Items listed in a dataset:

---+---

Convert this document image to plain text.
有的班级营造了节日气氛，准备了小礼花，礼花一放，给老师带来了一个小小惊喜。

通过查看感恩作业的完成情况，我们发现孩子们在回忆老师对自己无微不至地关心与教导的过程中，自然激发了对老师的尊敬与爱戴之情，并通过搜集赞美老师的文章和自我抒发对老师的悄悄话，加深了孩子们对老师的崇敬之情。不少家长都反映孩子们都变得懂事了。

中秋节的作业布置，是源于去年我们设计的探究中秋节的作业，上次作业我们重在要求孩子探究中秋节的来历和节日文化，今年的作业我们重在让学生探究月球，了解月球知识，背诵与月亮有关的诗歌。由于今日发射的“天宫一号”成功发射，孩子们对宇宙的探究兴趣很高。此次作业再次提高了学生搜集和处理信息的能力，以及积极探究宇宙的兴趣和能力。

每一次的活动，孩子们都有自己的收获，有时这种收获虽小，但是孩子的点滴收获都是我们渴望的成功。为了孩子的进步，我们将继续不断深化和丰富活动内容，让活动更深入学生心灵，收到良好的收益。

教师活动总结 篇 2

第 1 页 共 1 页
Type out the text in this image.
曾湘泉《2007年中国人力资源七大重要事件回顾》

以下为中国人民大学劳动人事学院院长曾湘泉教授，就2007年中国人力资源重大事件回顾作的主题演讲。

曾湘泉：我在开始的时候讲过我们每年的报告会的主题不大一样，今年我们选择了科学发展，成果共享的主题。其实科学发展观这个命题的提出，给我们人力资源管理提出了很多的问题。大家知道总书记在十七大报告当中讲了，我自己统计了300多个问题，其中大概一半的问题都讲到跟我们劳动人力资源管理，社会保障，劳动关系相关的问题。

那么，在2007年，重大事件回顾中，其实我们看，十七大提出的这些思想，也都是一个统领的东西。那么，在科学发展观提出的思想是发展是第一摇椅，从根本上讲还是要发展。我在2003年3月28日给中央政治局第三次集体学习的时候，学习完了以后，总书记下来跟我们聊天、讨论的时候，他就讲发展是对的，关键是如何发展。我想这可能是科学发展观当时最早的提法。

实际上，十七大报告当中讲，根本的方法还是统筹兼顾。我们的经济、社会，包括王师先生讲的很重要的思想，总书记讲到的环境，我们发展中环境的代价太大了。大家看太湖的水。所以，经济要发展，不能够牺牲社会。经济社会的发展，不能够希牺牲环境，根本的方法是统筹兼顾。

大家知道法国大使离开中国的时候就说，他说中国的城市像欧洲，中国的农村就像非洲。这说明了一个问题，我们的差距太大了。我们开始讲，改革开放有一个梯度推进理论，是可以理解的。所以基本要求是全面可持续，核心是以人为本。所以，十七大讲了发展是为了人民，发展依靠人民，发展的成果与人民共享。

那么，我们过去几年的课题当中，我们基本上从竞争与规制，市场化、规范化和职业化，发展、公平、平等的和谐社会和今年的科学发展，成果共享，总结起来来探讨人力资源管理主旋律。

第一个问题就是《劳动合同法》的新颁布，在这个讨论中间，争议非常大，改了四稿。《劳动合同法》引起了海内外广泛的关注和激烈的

---+---

Extract each line holding the string "this".

Convert this document image to plain text.
Type out the text in this image.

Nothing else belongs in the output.